Give every line below again, exactly.

(Dataset rows about figures)
:::
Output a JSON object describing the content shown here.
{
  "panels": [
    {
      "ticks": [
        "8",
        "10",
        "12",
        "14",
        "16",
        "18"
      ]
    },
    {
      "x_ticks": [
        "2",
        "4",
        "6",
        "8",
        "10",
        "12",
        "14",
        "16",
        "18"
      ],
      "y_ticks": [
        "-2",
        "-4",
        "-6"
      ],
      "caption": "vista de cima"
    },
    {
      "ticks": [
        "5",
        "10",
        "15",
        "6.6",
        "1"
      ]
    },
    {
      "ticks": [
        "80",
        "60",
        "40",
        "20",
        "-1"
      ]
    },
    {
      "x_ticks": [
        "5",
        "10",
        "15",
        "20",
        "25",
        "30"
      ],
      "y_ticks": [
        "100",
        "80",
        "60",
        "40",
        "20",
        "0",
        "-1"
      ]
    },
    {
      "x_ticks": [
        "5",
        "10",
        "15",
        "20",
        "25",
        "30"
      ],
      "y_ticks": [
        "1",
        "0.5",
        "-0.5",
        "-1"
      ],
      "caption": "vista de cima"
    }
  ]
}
:::
### The response
Output a JSON object describing the content shown here.
{
  "panels": [
    {
      "ticks": [
        "8",
        "10",
        "12",
        "14",
        "16",
        "18"
      ]
    },
    {
      "x_ticks": [
        "2",
        "4",
        "6",
        "8",
        "10",
        "12",
        "14",
        "16",
        "18"
      ],
      "y_ticks": [
        "-2",
        "-4",
        "-6"
      ],
      "caption": "vista de cima"
    },
    {
      "ticks": [
        "5",
        "10",
        "15",
        "6.6",
        "1"
      ]
    },
    {
      "ticks": [
        "80",
        "60",
        "40",
        "20",
        "-1"
      ]
    },
    {
      "x_ticks": [
        "5",
        "10",
        "15",
        "20",
        "25",
        "30"
      ],
      "y_ticks": [
        "100",
        "80",
        "60",
        "40",
        "20",
        "0",
        "-1"
      ]
    },
    {
      "x_ticks": [
        "5",
        "10",
        "15",
        "20",
        "25",
        "30"
      ],
      "y_ticks": [
        "1",
        "0.5",
        "-0.5",
        "-1"
      ],
      "caption": "vista de cima"
    }
  ]
}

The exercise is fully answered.